## GIVEN PROBLEM:
Below is a block of records. Copy every line in it that contains the word "color".

## STORED ROWS:
+ + + + +

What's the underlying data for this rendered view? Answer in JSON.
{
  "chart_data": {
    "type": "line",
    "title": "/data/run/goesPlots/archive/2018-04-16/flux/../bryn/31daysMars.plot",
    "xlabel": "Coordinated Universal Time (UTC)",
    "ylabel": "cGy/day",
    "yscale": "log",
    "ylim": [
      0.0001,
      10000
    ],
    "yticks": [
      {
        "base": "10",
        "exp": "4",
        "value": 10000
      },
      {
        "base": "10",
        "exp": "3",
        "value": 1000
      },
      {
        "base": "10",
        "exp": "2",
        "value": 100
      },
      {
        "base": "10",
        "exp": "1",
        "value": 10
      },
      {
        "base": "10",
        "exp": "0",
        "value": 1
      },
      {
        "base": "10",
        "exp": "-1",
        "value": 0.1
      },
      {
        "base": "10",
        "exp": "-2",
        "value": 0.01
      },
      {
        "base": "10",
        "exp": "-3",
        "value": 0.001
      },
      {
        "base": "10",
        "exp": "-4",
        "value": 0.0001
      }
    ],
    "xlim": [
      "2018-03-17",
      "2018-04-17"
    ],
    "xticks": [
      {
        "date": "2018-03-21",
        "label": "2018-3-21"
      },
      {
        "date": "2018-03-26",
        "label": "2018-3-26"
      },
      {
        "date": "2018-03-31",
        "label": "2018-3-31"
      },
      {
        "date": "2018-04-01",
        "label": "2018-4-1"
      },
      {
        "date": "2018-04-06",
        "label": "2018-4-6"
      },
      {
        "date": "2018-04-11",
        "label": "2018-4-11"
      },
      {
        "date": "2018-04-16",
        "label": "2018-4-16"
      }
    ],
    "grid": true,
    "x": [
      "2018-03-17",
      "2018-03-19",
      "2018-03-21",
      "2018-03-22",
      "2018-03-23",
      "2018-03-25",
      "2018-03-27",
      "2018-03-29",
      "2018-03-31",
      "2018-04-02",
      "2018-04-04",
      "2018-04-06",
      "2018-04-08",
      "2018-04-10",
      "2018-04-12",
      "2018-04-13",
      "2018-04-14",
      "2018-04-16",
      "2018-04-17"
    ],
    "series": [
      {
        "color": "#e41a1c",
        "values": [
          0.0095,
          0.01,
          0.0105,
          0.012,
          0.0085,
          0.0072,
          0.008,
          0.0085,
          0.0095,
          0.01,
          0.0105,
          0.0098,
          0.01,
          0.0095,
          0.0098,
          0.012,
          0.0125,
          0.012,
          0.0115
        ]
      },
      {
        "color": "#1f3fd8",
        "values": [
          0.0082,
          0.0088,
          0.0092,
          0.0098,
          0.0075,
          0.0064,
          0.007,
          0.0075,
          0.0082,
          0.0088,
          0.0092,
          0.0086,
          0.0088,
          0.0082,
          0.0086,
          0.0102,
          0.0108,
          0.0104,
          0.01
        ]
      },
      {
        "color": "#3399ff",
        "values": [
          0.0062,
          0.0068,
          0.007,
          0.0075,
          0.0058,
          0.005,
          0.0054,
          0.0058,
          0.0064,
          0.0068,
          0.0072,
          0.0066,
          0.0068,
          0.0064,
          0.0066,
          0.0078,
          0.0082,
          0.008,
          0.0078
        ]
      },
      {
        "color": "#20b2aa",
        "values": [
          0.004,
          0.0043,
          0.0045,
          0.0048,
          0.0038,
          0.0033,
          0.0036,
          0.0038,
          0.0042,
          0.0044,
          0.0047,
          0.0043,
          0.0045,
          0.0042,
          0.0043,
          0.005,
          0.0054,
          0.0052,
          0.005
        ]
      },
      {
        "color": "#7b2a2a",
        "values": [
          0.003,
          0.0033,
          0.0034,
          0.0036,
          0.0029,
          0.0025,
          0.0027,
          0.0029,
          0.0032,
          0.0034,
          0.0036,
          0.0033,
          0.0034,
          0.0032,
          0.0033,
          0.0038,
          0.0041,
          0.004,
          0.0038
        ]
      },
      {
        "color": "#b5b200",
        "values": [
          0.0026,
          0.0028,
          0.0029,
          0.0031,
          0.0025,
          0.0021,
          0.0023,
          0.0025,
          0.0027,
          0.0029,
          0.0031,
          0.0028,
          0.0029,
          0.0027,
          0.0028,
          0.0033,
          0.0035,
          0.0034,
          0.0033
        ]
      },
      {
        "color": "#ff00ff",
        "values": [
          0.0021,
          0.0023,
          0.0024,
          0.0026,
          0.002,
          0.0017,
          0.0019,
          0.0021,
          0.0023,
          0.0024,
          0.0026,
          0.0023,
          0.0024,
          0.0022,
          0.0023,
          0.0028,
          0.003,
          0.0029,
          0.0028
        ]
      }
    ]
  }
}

+ + + + +

## FINISHED EXERCISE:
        "color": "#e41a1c",
        "color": "#1f3fd8",
        "color": "#3399ff",
        "color": "#20b2aa",
        "color": "#7b2a2a",
        "color": "#b5b200",
        "color": "#ff00ff",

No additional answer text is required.